## MATERIAL FOR THE TASK
◆ ◆ ◆ ◆ ◆

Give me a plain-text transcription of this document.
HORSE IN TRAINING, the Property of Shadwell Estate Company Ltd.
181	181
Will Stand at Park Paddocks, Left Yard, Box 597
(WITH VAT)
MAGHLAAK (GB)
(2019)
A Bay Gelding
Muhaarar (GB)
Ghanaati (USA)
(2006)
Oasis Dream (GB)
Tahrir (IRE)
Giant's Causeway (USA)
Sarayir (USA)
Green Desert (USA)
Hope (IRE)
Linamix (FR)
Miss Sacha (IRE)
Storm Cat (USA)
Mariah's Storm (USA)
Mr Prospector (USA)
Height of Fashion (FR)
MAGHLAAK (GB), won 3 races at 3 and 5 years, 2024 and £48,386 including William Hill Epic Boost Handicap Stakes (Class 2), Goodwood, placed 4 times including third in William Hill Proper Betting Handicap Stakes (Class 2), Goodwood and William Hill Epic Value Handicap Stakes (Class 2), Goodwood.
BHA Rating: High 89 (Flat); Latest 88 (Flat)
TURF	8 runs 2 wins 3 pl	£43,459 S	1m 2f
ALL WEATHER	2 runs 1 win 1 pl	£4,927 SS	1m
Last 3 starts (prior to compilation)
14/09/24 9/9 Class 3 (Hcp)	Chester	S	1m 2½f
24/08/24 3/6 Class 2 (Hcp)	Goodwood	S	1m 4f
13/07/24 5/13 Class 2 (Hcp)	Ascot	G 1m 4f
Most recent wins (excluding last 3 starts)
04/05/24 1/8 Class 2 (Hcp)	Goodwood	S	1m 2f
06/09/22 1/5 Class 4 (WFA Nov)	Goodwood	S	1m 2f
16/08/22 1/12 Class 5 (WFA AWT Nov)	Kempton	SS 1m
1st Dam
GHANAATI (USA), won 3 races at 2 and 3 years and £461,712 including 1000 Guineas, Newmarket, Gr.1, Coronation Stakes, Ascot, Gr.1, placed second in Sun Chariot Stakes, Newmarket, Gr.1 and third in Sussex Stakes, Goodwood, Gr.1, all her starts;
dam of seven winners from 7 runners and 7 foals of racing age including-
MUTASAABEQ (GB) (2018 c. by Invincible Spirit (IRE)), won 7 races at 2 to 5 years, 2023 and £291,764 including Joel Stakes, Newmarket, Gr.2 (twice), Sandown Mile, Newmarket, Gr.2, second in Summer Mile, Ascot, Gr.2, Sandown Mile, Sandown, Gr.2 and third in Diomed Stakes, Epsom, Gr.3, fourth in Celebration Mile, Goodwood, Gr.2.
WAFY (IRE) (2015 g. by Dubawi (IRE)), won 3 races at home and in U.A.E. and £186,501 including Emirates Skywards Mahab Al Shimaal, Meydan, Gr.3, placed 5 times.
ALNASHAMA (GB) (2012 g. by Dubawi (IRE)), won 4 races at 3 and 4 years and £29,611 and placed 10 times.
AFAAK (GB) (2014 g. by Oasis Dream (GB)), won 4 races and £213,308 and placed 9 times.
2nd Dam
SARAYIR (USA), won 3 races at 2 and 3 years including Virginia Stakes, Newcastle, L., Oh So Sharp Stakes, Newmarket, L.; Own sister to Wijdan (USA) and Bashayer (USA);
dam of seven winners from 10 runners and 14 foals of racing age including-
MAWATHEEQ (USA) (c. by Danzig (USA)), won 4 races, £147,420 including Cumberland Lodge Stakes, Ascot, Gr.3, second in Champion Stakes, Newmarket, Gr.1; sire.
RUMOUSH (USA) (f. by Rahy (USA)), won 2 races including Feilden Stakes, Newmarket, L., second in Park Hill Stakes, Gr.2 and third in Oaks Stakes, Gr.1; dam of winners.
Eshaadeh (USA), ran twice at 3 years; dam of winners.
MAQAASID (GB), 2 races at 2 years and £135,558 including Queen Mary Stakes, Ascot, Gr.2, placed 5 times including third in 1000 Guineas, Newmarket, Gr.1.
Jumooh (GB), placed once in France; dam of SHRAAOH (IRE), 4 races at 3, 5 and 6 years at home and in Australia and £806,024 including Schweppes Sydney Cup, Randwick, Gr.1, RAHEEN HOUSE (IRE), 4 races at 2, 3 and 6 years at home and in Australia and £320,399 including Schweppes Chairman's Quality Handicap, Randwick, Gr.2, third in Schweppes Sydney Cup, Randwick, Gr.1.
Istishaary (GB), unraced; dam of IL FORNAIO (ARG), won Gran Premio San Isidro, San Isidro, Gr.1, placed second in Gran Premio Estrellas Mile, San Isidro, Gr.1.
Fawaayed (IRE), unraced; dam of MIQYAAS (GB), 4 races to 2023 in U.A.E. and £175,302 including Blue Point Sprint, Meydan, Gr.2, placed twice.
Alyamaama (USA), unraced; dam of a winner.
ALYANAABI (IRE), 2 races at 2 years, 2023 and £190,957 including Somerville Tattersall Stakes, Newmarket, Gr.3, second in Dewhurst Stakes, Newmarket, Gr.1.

◆ ◆ ◆ ◆ ◆

## EXERCISE
Find each line holding the word "racing" and copy it.

## THE RESPONSE
dam of seven winners from 7 runners and 7 foals of racing age including-
dam of seven winners from 10 runners and 14 foals of racing age including-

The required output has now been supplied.